Exercise goal: Your task is to quote the material that follows, in full and exactly.

The input:
+--

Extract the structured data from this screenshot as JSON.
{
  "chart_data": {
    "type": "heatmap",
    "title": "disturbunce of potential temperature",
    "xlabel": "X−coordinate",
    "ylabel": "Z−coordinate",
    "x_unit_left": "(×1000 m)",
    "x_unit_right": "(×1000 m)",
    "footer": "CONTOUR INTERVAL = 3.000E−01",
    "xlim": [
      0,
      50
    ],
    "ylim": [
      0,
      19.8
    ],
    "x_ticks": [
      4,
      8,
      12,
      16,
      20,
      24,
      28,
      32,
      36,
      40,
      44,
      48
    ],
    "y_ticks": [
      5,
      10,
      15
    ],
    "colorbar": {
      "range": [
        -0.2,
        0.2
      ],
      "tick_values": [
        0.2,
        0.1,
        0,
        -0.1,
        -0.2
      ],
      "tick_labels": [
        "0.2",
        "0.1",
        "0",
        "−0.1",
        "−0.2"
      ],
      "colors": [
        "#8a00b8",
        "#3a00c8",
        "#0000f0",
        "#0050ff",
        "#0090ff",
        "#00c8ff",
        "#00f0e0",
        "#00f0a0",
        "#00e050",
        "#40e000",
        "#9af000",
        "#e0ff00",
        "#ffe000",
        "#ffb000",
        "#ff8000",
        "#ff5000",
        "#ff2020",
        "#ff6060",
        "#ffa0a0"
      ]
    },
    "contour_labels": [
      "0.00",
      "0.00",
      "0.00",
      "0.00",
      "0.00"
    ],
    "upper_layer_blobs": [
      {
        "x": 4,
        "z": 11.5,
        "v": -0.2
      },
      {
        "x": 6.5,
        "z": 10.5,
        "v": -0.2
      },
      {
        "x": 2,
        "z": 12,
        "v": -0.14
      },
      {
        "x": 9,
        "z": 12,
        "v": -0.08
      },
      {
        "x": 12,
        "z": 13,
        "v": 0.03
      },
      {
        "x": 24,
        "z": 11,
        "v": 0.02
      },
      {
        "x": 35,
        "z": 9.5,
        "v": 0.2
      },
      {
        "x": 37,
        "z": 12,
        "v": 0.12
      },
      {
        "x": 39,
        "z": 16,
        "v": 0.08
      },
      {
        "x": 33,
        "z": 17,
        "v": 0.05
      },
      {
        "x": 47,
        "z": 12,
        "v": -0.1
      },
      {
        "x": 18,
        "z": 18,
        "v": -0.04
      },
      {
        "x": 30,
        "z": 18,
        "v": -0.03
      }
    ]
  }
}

+--

Full output:
Extract the structured data from this screenshot as JSON.
{
  "chart_data": {
    "type": "heatmap",
    "title": "disturbunce of potential temperature",
    "xlabel": "X−coordinate",
    "ylabel": "Z−coordinate",
    "x_unit_left": "(×1000 m)",
    "x_unit_right": "(×1000 m)",
    "footer": "CONTOUR INTERVAL = 3.000E−01",
    "xlim": [
      0,
      50
    ],
    "ylim": [
      0,
      19.8
    ],
    "x_ticks": [
      4,
      8,
      12,
      16,
      20,
      24,
      28,
      32,
      36,
      40,
      44,
      48
    ],
    "y_ticks": [
      5,
      10,
      15
    ],
    "colorbar": {
      "range": [
        -0.2,
        0.2
      ],
      "tick_values": [
        0.2,
        0.1,
        0,
        -0.1,
        -0.2
      ],
      "tick_labels": [
        "0.2",
        "0.1",
        "0",
        "−0.1",
        "−0.2"
      ],
      "colors": [
        "#8a00b8",
        "#3a00c8",
        "#0000f0",
        "#0050ff",
        "#0090ff",
        "#00c8ff",
        "#00f0e0",
        "#00f0a0",
        "#00e050",
        "#40e000",
        "#9af000",
        "#e0ff00",
        "#ffe000",
        "#ffb000",
        "#ff8000",
        "#ff5000",
        "#ff2020",
        "#ff6060",
        "#ffa0a0"
      ]
    },
    "contour_labels": [
      "0.00",
      "0.00",
      "0.00",
      "0.00",
      "0.00"
    ],
    "upper_layer_blobs": [
      {
        "x": 4,
        "z": 11.5,
        "v": -0.2
      },
      {
        "x": 6.5,
        "z": 10.5,
        "v": -0.2
      },
      {
        "x": 2,
        "z": 12,
        "v": -0.14
      },
      {
        "x": 9,
        "z": 12,
        "v": -0.08
      },
      {
        "x": 12,
        "z": 13,
        "v": 0.03
      },
      {
        "x": 24,
        "z": 11,
        "v": 0.02
      },
      {
        "x": 35,
        "z": 9.5,
        "v": 0.2
      },
      {
        "x": 37,
        "z": 12,
        "v": 0.12
      },
      {
        "x": 39,
        "z": 16,
        "v": 0.08
      },
      {
        "x": 33,
        "z": 17,
        "v": 0.05
      },
      {
        "x": 47,
        "z": 12,
        "v": -0.1
      },
      {
        "x": 18,
        "z": 18,
        "v": -0.04
      },
      {
        "x": 30,
        "z": 18,
        "v": -0.03
      }
    ]
  }
}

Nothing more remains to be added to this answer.